━━━ Information supplied ━━━
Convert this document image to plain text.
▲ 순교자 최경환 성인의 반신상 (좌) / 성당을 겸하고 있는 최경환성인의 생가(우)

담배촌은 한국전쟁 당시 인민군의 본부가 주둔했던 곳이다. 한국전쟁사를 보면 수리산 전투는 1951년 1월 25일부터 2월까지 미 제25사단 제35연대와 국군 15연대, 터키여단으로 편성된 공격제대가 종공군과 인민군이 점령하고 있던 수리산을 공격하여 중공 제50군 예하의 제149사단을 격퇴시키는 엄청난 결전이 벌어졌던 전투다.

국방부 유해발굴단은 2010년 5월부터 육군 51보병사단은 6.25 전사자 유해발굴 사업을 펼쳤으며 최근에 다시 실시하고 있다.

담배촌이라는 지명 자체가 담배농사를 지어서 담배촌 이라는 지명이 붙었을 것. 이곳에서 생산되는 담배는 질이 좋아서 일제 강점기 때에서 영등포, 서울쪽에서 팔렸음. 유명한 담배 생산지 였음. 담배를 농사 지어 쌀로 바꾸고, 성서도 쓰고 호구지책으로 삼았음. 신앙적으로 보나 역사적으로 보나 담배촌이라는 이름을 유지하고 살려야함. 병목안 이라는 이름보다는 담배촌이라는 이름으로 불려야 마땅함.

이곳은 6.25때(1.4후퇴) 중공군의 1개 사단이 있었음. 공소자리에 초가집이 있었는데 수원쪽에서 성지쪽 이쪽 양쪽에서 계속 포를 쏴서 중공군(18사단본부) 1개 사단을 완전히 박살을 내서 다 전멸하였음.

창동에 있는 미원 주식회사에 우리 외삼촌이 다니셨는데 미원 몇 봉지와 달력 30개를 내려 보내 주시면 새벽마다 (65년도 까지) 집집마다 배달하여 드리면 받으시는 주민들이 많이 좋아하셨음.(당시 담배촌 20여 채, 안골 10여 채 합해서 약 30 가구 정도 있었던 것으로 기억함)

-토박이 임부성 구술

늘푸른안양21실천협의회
━━━
## Aim
Transcribe all the entries, keeping each one exactly as it is.

## The reply
Convert this document image to plain text.
▲ 순교자 최경환 성인의 반신상 (좌) / 성당을 겸하고 있는 최경환성인의 생가(우)

담배촌은 한국전쟁 당시 인민군의 본부가 주둔했던 곳이다. 한국전쟁사를 보면 수리산 전투는 1951년 1월 25일부터 2월까지 미 제25사단 제35연대와 국군 15연대, 터키여단으로 편성된 공격제대가 종공군과 인민군이 점령하고 있던 수리산을 공격하여 중공 제50군 예하의 제149사단을 격퇴시키는 엄청난 결전이 벌어졌던 전투다.

국방부 유해발굴단은 2010년 5월부터 육군 51보병사단은 6.25 전사자 유해발굴 사업을 펼쳤으며 최근에 다시 실시하고 있다.

담배촌이라는 지명 자체가 담배농사를 지어서 담배촌 이라는 지명이 붙었을 것. 이곳에서 생산되는 담배는 질이 좋아서 일제 강점기 때에서 영등포, 서울쪽에서 팔렸음. 유명한 담배 생산지 였음. 담배를 농사 지어 쌀로 바꾸고, 성서도 쓰고 호구지책으로 삼았음. 신앙적으로 보나 역사적으로 보나 담배촌이라는 이름을 유지하고 살려야함. 병목안 이라는 이름보다는 담배촌이라는 이름으로 불려야 마땅함.

이곳은 6.25때(1.4후퇴) 중공군의 1개 사단이 있었음. 공소자리에 초가집이 있었는데 수원쪽에서 성지쪽 이쪽 양쪽에서 계속 포를 쏴서 중공군(18사단본부) 1개 사단을 완전히 박살을 내서 다 전멸하였음.

창동에 있는 미원 주식회사에 우리 외삼촌이 다니셨는데 미원 몇 봉지와 달력 30개를 내려 보내 주시면 새벽마다 (65년도 까지) 집집마다 배달하여 드리면 받으시는 주민들이 많이 좋아하셨음.(당시 담배촌 20여 채, 안골 10여 채 합해서 약 30 가구 정도 있었던 것으로 기억함)

-토박이 임부성 구술

늘푸른안양21실천협의회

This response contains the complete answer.